Stored data

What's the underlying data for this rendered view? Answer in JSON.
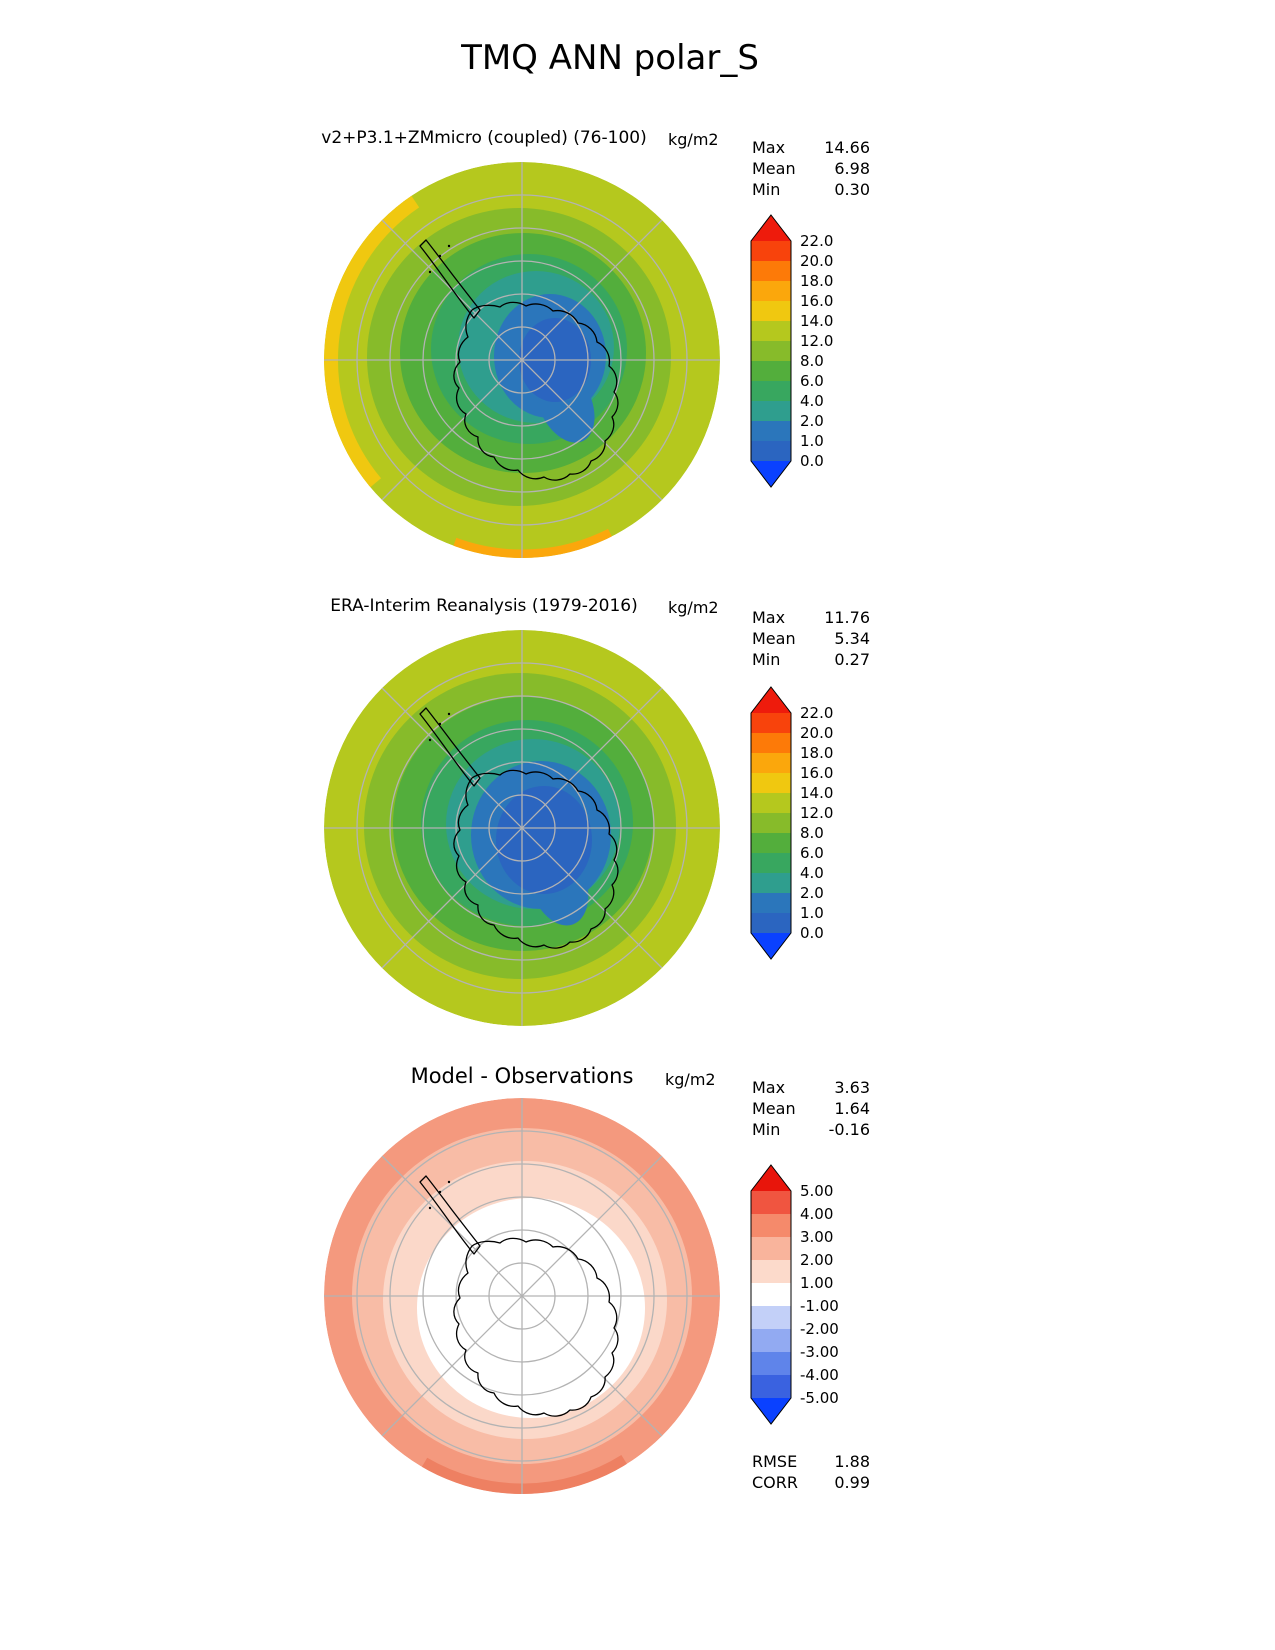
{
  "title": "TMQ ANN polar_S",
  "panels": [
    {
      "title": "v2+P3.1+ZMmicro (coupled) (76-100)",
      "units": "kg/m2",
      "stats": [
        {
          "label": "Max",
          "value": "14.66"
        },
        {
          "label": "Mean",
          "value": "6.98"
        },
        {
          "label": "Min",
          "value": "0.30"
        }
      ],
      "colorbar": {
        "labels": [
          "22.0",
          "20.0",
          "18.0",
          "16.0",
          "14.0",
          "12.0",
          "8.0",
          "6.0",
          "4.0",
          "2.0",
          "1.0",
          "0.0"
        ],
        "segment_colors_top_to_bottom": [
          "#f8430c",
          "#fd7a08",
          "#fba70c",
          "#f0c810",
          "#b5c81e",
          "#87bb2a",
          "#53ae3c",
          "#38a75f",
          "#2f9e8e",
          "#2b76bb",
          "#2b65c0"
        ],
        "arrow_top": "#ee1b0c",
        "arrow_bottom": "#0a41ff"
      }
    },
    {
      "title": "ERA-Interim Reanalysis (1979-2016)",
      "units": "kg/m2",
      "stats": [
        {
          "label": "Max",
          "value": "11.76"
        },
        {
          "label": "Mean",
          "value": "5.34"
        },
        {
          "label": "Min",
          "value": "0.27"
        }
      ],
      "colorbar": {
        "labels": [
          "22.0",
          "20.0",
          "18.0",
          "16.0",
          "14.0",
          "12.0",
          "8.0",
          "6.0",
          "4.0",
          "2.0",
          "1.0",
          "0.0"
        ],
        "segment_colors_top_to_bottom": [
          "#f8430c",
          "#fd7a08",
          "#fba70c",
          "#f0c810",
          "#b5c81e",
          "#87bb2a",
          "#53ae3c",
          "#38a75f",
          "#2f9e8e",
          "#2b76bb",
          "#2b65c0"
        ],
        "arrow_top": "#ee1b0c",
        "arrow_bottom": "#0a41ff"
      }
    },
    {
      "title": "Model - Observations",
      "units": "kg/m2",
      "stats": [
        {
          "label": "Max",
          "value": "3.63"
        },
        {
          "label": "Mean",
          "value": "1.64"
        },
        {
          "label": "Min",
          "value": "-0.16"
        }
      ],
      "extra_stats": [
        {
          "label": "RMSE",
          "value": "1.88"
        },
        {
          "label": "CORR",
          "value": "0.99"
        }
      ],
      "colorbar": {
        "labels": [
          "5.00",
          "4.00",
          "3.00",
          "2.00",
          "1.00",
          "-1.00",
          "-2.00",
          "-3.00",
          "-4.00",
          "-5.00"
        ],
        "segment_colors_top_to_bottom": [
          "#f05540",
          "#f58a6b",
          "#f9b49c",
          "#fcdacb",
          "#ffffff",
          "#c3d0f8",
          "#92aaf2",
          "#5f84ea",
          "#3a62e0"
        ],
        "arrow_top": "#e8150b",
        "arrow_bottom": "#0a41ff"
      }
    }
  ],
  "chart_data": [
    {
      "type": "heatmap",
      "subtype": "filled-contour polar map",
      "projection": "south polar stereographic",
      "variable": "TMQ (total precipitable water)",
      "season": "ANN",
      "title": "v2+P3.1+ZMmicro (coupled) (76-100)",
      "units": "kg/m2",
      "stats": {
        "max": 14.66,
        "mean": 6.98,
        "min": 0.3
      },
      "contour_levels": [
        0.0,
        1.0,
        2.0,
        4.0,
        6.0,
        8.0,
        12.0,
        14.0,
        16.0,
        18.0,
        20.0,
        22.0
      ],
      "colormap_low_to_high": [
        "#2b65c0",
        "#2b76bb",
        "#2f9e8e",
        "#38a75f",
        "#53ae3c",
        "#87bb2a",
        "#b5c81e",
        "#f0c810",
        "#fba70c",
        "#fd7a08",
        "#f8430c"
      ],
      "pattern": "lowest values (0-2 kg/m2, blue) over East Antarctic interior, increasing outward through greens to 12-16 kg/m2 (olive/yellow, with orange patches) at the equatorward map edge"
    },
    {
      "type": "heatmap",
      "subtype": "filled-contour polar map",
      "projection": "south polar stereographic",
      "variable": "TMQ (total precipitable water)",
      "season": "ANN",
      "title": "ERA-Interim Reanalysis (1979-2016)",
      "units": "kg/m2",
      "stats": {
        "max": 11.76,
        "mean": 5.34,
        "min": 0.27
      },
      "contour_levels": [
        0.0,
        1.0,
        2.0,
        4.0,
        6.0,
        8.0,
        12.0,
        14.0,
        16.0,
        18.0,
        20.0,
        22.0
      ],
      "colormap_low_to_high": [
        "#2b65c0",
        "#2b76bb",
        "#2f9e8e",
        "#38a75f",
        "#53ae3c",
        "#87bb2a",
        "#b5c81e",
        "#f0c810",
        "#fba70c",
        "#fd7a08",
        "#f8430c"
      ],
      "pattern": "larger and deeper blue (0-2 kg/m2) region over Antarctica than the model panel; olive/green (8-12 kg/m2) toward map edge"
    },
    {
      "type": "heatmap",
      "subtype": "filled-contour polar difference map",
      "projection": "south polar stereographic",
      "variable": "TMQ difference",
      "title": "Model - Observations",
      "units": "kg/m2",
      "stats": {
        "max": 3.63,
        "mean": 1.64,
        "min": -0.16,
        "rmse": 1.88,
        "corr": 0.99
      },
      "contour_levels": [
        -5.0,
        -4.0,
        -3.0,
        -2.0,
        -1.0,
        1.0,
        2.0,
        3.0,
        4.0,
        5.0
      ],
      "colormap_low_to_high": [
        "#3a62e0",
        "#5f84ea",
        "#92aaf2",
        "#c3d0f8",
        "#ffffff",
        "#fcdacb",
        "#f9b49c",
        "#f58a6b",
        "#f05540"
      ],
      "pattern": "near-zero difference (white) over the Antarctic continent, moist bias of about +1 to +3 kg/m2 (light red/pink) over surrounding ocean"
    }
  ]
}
* * *
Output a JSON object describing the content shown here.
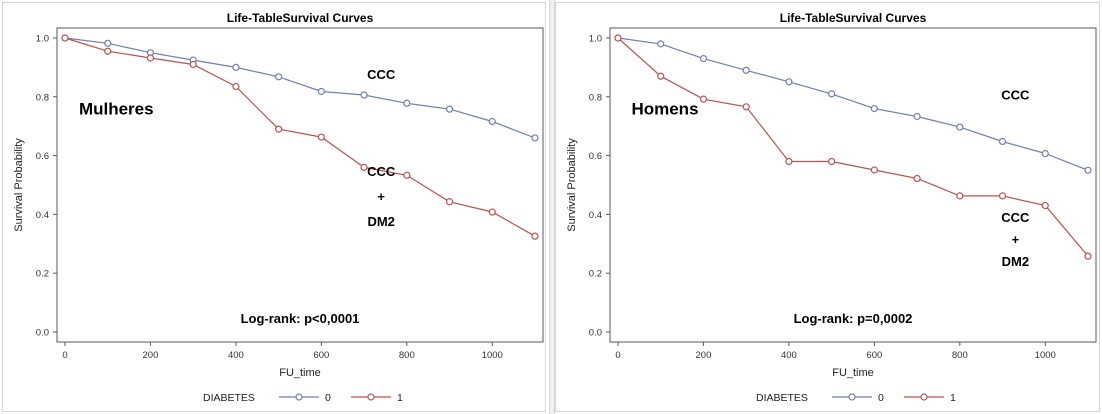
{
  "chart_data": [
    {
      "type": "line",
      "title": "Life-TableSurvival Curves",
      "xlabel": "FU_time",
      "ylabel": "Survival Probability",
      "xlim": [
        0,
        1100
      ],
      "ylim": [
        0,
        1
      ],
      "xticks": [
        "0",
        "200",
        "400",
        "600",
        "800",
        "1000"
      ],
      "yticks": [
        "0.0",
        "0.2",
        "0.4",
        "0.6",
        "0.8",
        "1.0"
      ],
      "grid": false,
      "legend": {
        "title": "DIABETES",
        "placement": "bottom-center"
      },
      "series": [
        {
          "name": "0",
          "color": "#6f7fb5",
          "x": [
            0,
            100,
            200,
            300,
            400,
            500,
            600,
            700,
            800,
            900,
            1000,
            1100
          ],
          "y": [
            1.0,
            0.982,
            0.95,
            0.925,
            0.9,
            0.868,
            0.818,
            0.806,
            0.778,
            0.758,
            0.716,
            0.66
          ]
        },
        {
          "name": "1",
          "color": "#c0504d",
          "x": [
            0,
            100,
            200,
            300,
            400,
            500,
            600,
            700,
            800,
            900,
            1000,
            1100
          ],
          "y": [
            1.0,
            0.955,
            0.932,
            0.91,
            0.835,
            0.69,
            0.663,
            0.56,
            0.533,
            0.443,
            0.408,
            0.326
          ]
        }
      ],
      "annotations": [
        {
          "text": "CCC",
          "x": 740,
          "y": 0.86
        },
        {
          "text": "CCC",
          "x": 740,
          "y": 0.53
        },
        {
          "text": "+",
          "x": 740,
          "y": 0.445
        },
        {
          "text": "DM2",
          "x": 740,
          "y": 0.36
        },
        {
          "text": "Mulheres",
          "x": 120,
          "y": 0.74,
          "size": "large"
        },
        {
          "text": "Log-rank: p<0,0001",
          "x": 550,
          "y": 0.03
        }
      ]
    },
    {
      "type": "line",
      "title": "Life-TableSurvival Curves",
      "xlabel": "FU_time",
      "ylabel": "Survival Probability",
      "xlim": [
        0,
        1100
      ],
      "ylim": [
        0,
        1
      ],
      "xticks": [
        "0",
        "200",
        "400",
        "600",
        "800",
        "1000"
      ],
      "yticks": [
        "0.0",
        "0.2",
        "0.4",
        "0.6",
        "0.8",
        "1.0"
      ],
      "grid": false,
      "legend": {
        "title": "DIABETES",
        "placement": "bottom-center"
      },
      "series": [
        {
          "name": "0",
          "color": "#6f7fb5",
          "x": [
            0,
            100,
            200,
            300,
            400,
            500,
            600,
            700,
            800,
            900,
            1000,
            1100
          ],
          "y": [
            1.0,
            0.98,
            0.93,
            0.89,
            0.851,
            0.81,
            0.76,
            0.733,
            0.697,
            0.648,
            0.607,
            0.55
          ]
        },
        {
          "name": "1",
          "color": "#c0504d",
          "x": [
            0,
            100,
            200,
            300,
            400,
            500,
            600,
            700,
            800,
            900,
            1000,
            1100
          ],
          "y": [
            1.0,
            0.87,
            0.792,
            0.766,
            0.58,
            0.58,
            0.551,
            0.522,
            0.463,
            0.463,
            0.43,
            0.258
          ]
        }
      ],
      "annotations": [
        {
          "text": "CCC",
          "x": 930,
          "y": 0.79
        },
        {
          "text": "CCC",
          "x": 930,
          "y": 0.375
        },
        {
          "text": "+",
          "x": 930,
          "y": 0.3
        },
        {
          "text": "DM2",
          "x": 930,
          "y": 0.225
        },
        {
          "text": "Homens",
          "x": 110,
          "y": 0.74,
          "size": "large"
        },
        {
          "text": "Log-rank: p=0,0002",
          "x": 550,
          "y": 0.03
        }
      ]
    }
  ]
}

Problem to work on =
Gather and copy every line of the data in which the string "blue" is found.

Expected answer =
      "pattern": "lowest values (0-2 kg/m2, blue) over East Antarctic interior, increasing outward through greens to 12-16 kg/m2 (olive/yellow, with orange patches) at the equatorward map edge"
      "pattern": "larger and deeper blue (0-2 kg/m2) region over Antarctica than the model panel; olive/green (8-12 kg/m2) toward map edge"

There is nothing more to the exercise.